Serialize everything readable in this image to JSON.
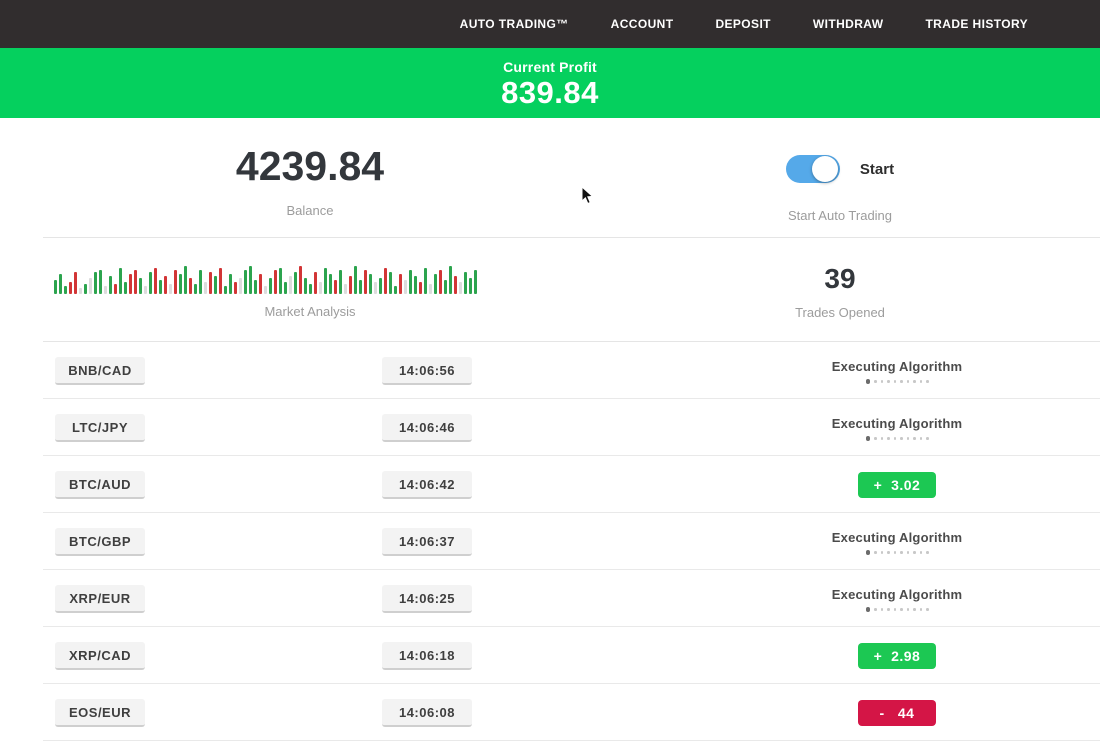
{
  "navbar": {
    "items": [
      "AUTO TRADING™",
      "ACCOUNT",
      "DEPOSIT",
      "WITHDRAW",
      "TRADE HISTORY"
    ]
  },
  "profit_banner": {
    "label": "Current Profit",
    "value": "839.84"
  },
  "account": {
    "balance": "4239.84",
    "balance_label": "Balance",
    "toggle_label": "Start",
    "toggle_caption": "Start Auto Trading",
    "toggle_on": true
  },
  "market": {
    "label": "Market Analysis",
    "trades_opened": "39",
    "trades_label": "Trades Opened",
    "bars": [
      "g14",
      "g20",
      "g8",
      "r12",
      "r22",
      "n6",
      "g10",
      "n16",
      "g22",
      "g24",
      "n8",
      "g18",
      "r10",
      "g26",
      "g12",
      "r20",
      "r24",
      "g16",
      "n8",
      "g22",
      "r26",
      "g14",
      "r18",
      "n10",
      "r24",
      "g20",
      "g28",
      "r16",
      "g10",
      "g24",
      "n12",
      "r22",
      "g18",
      "r26",
      "g8",
      "g20",
      "r12",
      "n16",
      "g24",
      "g28",
      "g14",
      "r20",
      "n8",
      "g16",
      "r24",
      "g26",
      "g12",
      "n18",
      "g22",
      "r28",
      "g16",
      "g10",
      "r22",
      "n12",
      "g26",
      "g20",
      "r14",
      "g24",
      "n10",
      "r18",
      "g28",
      "g14",
      "r24",
      "g20",
      "n12",
      "g16",
      "r26",
      "g22",
      "g8",
      "r20",
      "n14",
      "g24",
      "g18",
      "r12",
      "g26",
      "n10",
      "g20",
      "r24",
      "g14",
      "g28",
      "r18",
      "n12",
      "g22",
      "g16",
      "g24"
    ]
  },
  "trades": [
    {
      "pair": "BNB/CAD",
      "time": "14:06:56",
      "status": "executing",
      "status_label": "Executing Algorithm"
    },
    {
      "pair": "LTC/JPY",
      "time": "14:06:46",
      "status": "executing",
      "status_label": "Executing Algorithm"
    },
    {
      "pair": "BTC/AUD",
      "time": "14:06:42",
      "status": "profit",
      "value": "+  3.02"
    },
    {
      "pair": "BTC/GBP",
      "time": "14:06:37",
      "status": "executing",
      "status_label": "Executing Algorithm"
    },
    {
      "pair": "XRP/EUR",
      "time": "14:06:25",
      "status": "executing",
      "status_label": "Executing Algorithm"
    },
    {
      "pair": "XRP/CAD",
      "time": "14:06:18",
      "status": "profit",
      "value": "+  2.98"
    },
    {
      "pair": "EOS/EUR",
      "time": "14:06:08",
      "status": "loss",
      "value": "-   44"
    }
  ],
  "colors": {
    "navbar_bg": "#312d2e",
    "banner_green": "#05d05e",
    "badge_green": "#1cc853",
    "badge_red": "#d41546",
    "toggle_blue": "#55a9e9",
    "bar_green": "#2ca44e",
    "bar_red": "#d23536",
    "bar_neutral": "#dcdcdc"
  }
}
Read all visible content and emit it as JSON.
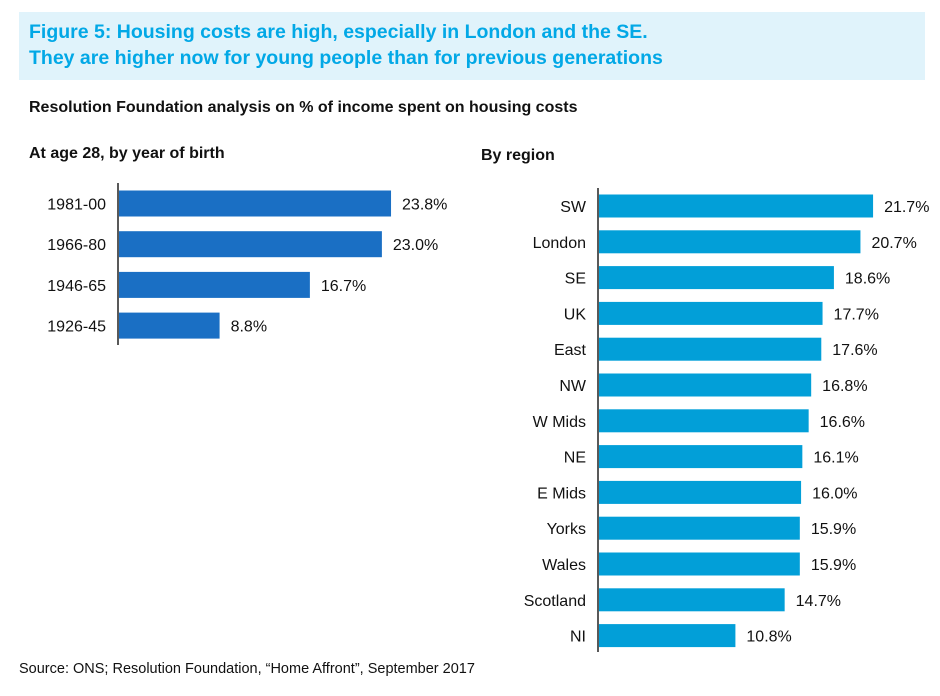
{
  "title": {
    "line1": "Figure 5: Housing costs are high, especially in London and the SE.",
    "line2": "They are higher now for young people than for previous generations"
  },
  "subtitle": "Resolution Foundation analysis on % of income spent on housing costs",
  "source": "Source: ONS; Resolution Foundation, “Home Affront”, September 2017",
  "colors": {
    "title_bg": "#e0f3fb",
    "title_text": "#02a8e6",
    "left_bars": "#1a6fc4",
    "right_bars": "#029fd8"
  },
  "chart_data": [
    {
      "type": "bar",
      "orientation": "horizontal",
      "title": "At age 28, by year of birth",
      "categories": [
        "1981-00",
        "1966-80",
        "1946-65",
        "1926-45"
      ],
      "values": [
        23.8,
        23.0,
        16.7,
        8.8
      ],
      "labels": [
        "23.8%",
        "23.0%",
        "16.7%",
        "8.8%"
      ],
      "unit": "%",
      "grid": false
    },
    {
      "type": "bar",
      "orientation": "horizontal",
      "title": "By region",
      "categories": [
        "SW",
        "London",
        "SE",
        "UK",
        "East",
        "NW",
        "W Mids",
        "NE",
        "E Mids",
        "Yorks",
        "Wales",
        "Scotland",
        "NI"
      ],
      "values": [
        21.7,
        20.7,
        18.6,
        17.7,
        17.6,
        16.8,
        16.6,
        16.1,
        16.0,
        15.9,
        15.9,
        14.7,
        10.8
      ],
      "labels": [
        "21.7%",
        "20.7%",
        "18.6%",
        "17.7%",
        "17.6%",
        "16.8%",
        "16.6%",
        "16.1%",
        "16.0%",
        "15.9%",
        "15.9%",
        "14.7%",
        "10.8%"
      ],
      "unit": "%",
      "grid": false
    }
  ]
}
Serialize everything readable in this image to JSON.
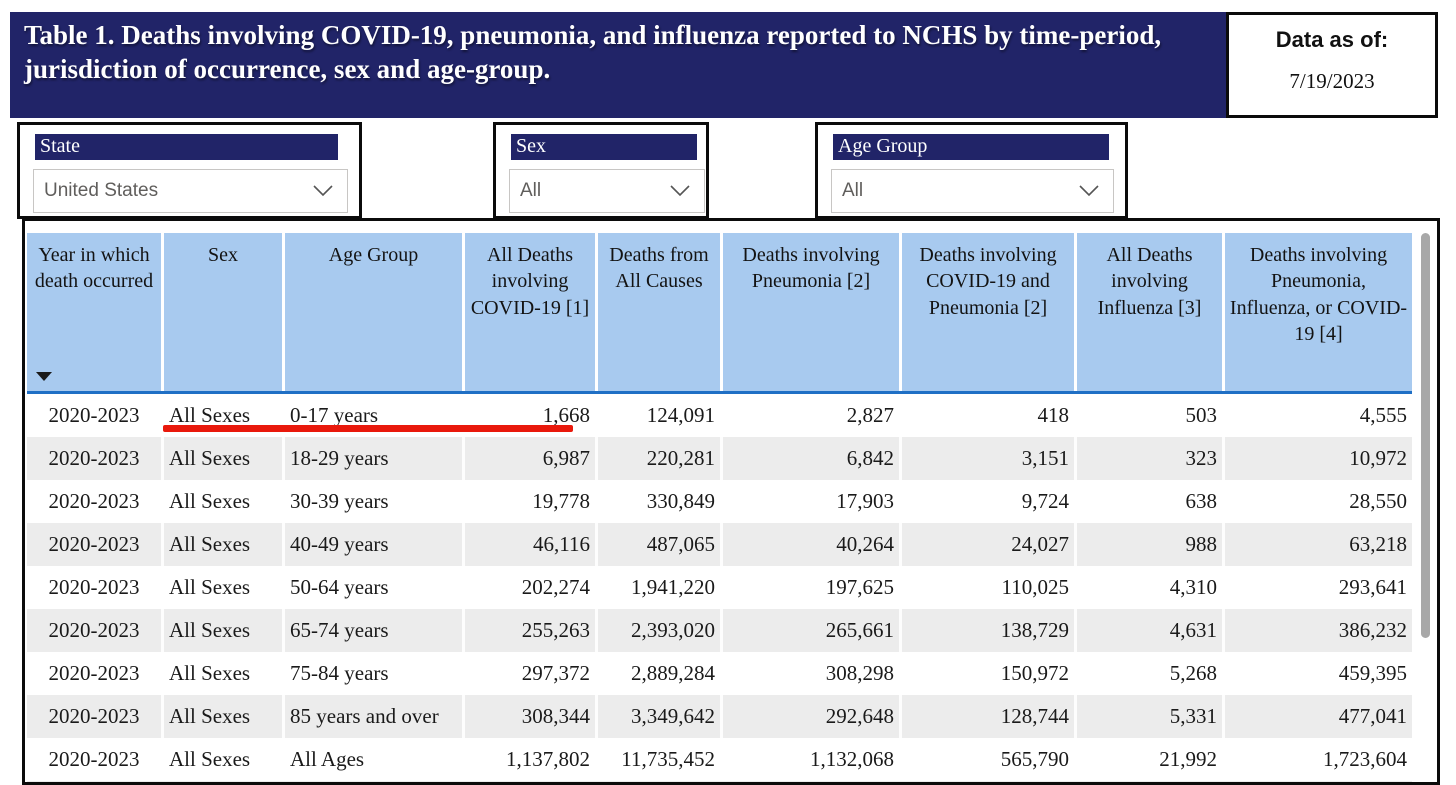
{
  "banner": {
    "title": "Table 1. Deaths involving COVID-19, pneumonia, and influenza reported to NCHS by time-period, jurisdiction of occurrence, sex and age-group."
  },
  "data_as_of": {
    "label": "Data as of:",
    "date": "7/19/2023"
  },
  "filters": [
    {
      "label": "State",
      "value": "United States"
    },
    {
      "label": "Sex",
      "value": "All"
    },
    {
      "label": "Age Group",
      "value": "All"
    }
  ],
  "table": {
    "columns": [
      "Year in which death occurred",
      "Sex",
      "Age Group",
      "All Deaths involving COVID-19 [1]",
      "Deaths from All Causes",
      "Deaths involving Pneumonia [2]",
      "Deaths involving COVID-19 and Pneumonia [2]",
      "All Deaths involving Influenza [3]",
      "Deaths involving Pneumonia, Influenza, or COVID-19 [4]"
    ],
    "sorted_column": "Year in which death occurred",
    "sort_direction": "descending",
    "rows": [
      [
        "2020-2023",
        "All Sexes",
        "0-17 years",
        "1,668",
        "124,091",
        "2,827",
        "418",
        "503",
        "4,555"
      ],
      [
        "2020-2023",
        "All Sexes",
        "18-29 years",
        "6,987",
        "220,281",
        "6,842",
        "3,151",
        "323",
        "10,972"
      ],
      [
        "2020-2023",
        "All Sexes",
        "30-39 years",
        "19,778",
        "330,849",
        "17,903",
        "9,724",
        "638",
        "28,550"
      ],
      [
        "2020-2023",
        "All Sexes",
        "40-49 years",
        "46,116",
        "487,065",
        "40,264",
        "24,027",
        "988",
        "63,218"
      ],
      [
        "2020-2023",
        "All Sexes",
        "50-64 years",
        "202,274",
        "1,941,220",
        "197,625",
        "110,025",
        "4,310",
        "293,641"
      ],
      [
        "2020-2023",
        "All Sexes",
        "65-74 years",
        "255,263",
        "2,393,020",
        "265,661",
        "138,729",
        "4,631",
        "386,232"
      ],
      [
        "2020-2023",
        "All Sexes",
        "75-84 years",
        "297,372",
        "2,889,284",
        "308,298",
        "150,972",
        "5,268",
        "459,395"
      ],
      [
        "2020-2023",
        "All Sexes",
        "85 years and over",
        "308,344",
        "3,349,642",
        "292,648",
        "128,744",
        "5,331",
        "477,041"
      ],
      [
        "2020-2023",
        "All Sexes",
        "All Ages",
        "1,137,802",
        "11,735,452",
        "1,132,068",
        "565,790",
        "21,992",
        "1,723,604"
      ]
    ]
  },
  "annotation": {
    "type": "red-underline",
    "target_row": "0-17 years",
    "color": "#e9190c"
  },
  "colors": {
    "banner_navy": "#212468",
    "table_header_blue": "#a8caef",
    "header_divider_blue": "#1f6fc5",
    "alt_row_gray": "#ececec",
    "annotation_red": "#e9190c"
  },
  "icons": {
    "dropdown": "chevron-down",
    "sort": "triangle-down"
  }
}
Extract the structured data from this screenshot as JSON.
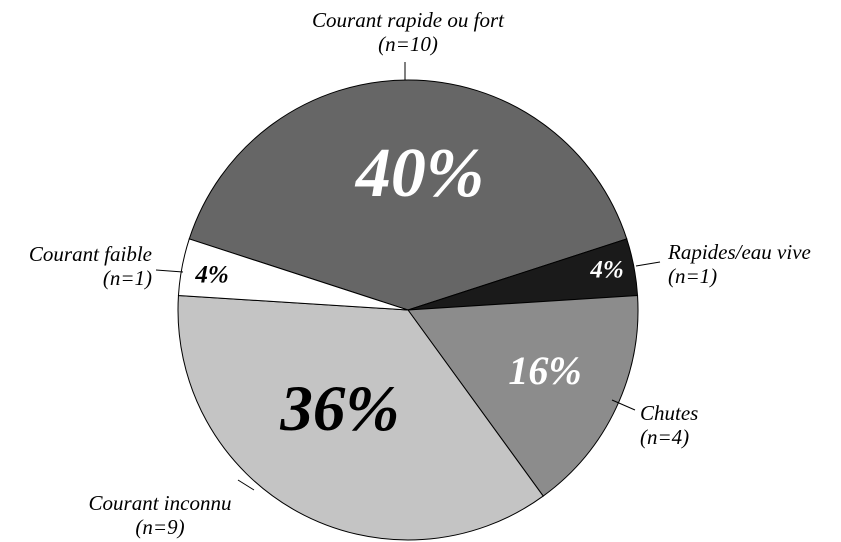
{
  "chart_data": {
    "type": "pie",
    "categories": [
      "Courant rapide ou fort",
      "Rapides/eau vive",
      "Chutes",
      "Courant inconnu",
      "Courant faible"
    ],
    "sublabels": [
      "(n=10)",
      "(n=1)",
      "(n=4)",
      "(n=9)",
      "(n=1)"
    ],
    "values": [
      40,
      4,
      16,
      36,
      4
    ],
    "value_labels": [
      "40%",
      "4%",
      "16%",
      "36%",
      "4%"
    ],
    "colors": [
      "#666666",
      "#1a1a1a",
      "#8c8c8c",
      "#c4c4c4",
      "#ffffff"
    ],
    "label_colors": [
      "#ffffff",
      "#ffffff",
      "#ffffff",
      "#000000",
      "#000000"
    ]
  }
}
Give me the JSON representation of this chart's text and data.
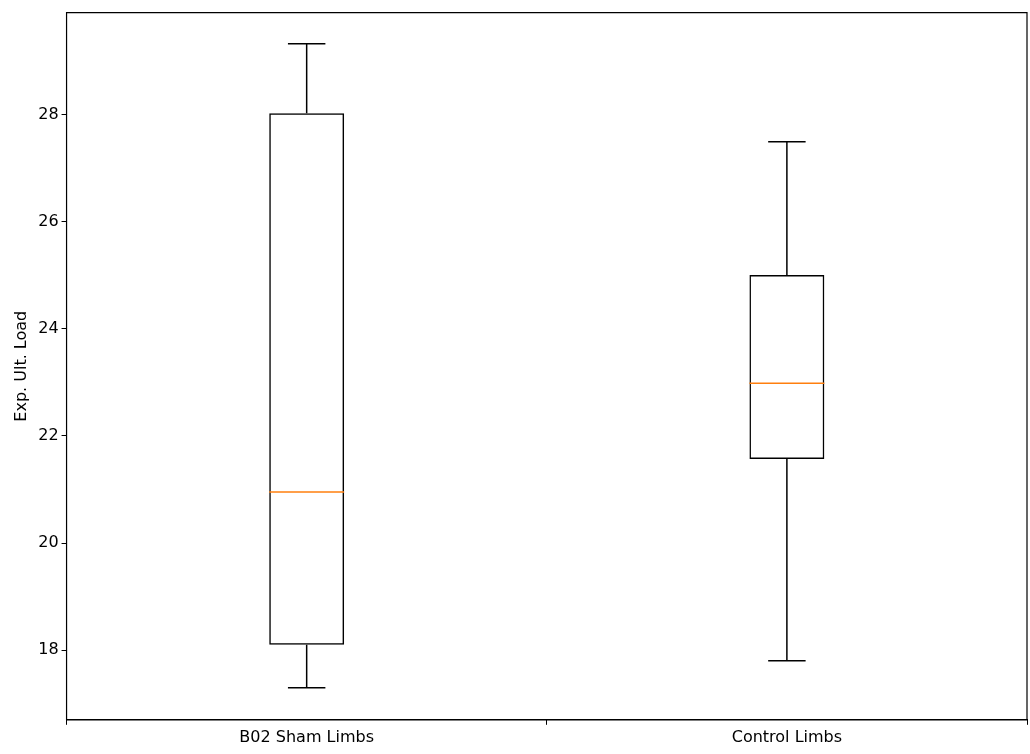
{
  "chart_data": {
    "type": "box",
    "ylabel": "Exp. Ult. Load",
    "categories": [
      "B02 Sham Limbs",
      "Control Limbs"
    ],
    "boxes": [
      {
        "low": 17.3,
        "q1": 18.1,
        "median": 20.95,
        "q3": 28.02,
        "high": 29.32
      },
      {
        "low": 17.8,
        "q1": 21.57,
        "median": 22.98,
        "q3": 25.0,
        "high": 27.49
      }
    ],
    "ylim": [
      16.7,
      29.9
    ],
    "yticks": [
      18,
      20,
      22,
      24,
      26,
      28
    ],
    "grid": false
  }
}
|---|
The exercise
Return each line in the records that holds the string "pair".

Expected answer
      "pair": "BNB/CAD",
      "pair": "LTC/JPY",
      "pair": "BTC/AUD",
      "pair": "BTC/GBP",
      "pair": "XRP/EUR",
      "pair": "XRP/CAD",
      "pair": "EOS/EUR",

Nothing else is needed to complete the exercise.